● **What you are asked to do**
Search the material below for the word "legend". Copy every line that has it.
-- start of Material provided --
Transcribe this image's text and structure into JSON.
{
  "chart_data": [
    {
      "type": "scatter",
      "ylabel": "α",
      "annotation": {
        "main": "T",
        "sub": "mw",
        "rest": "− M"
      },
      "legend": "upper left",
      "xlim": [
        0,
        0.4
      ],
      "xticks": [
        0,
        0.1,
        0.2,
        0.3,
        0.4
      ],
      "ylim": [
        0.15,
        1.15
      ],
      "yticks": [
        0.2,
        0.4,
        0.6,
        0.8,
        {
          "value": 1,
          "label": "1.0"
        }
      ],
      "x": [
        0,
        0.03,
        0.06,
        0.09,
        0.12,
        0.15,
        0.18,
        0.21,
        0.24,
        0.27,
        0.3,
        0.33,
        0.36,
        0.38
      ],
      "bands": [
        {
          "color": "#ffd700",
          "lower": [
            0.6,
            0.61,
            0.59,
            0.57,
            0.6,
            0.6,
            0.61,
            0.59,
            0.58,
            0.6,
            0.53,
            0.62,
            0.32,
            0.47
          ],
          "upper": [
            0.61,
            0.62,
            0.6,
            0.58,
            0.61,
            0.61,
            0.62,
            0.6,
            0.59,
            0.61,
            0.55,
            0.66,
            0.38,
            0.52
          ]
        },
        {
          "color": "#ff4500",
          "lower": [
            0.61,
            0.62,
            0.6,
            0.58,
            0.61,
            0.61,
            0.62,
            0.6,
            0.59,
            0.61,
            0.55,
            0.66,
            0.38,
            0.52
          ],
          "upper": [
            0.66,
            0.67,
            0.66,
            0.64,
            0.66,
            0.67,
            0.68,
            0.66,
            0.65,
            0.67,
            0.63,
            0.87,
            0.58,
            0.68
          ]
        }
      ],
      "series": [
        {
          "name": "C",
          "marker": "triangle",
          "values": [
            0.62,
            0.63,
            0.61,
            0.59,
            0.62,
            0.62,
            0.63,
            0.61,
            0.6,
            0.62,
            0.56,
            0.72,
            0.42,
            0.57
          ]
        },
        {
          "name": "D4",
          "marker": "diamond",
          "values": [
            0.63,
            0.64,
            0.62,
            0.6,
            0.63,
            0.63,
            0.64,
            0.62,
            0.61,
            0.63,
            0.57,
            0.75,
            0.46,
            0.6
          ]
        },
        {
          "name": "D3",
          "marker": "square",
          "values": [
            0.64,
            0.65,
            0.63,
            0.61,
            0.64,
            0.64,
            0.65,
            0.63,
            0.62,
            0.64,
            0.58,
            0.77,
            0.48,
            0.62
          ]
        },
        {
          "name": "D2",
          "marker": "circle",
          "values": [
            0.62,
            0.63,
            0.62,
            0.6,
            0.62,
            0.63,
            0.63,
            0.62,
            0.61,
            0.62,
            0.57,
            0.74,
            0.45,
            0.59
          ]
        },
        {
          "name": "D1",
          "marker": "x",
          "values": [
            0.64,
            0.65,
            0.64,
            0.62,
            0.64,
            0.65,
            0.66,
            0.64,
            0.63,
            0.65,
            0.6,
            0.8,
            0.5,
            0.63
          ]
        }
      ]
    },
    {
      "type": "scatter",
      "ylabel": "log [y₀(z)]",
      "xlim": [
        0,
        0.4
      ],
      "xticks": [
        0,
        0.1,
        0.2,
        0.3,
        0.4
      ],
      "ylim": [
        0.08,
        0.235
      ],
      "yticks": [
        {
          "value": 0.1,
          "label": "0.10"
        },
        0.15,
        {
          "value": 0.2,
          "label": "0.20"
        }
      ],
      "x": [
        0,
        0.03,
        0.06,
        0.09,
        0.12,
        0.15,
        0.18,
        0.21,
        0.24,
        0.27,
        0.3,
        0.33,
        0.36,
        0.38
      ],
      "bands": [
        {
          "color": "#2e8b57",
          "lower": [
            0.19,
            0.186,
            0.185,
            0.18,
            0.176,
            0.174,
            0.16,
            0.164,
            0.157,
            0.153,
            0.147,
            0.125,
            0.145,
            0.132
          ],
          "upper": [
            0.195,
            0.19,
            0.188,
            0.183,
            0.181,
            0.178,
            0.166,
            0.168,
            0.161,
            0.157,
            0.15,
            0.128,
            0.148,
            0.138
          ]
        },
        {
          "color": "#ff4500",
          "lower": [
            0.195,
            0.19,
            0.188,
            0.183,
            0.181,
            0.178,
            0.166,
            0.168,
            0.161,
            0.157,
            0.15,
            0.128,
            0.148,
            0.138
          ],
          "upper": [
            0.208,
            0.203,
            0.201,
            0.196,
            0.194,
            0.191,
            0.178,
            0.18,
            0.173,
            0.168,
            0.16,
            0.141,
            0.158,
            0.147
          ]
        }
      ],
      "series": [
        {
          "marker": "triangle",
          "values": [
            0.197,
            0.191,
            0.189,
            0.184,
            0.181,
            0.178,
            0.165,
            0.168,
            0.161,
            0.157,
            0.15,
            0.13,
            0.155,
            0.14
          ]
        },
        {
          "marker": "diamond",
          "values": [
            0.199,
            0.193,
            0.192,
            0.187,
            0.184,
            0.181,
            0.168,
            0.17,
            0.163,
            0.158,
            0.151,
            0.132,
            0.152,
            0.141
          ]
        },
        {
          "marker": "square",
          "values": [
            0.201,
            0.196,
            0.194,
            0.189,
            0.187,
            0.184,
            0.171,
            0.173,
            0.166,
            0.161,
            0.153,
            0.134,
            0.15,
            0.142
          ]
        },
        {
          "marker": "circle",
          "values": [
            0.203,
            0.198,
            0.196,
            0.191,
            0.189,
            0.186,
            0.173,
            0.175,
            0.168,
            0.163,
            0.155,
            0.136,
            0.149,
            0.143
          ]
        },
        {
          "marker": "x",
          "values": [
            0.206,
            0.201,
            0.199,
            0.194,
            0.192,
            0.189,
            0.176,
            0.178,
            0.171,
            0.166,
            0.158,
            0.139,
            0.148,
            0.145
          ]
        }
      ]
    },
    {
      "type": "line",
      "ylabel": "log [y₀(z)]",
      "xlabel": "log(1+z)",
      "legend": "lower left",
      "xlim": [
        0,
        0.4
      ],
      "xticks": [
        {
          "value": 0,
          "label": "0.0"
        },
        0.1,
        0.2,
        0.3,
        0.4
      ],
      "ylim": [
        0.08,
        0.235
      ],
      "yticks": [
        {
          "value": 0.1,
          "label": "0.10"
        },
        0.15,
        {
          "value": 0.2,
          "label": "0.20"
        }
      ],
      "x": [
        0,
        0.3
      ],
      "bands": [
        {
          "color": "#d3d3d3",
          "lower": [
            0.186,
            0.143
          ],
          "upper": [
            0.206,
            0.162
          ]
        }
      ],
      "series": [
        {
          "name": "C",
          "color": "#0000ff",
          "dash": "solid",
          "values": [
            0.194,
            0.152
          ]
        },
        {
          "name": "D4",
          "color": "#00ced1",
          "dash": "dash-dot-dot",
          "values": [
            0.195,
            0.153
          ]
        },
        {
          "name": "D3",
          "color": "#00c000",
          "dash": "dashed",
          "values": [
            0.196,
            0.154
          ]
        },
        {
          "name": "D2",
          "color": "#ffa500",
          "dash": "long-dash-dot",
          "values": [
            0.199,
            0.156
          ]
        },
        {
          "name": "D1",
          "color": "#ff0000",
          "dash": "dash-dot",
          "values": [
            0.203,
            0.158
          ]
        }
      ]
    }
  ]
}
-- end of Material provided --
● **Solved problem**
      "legend": "upper left",
      "legend": "lower left",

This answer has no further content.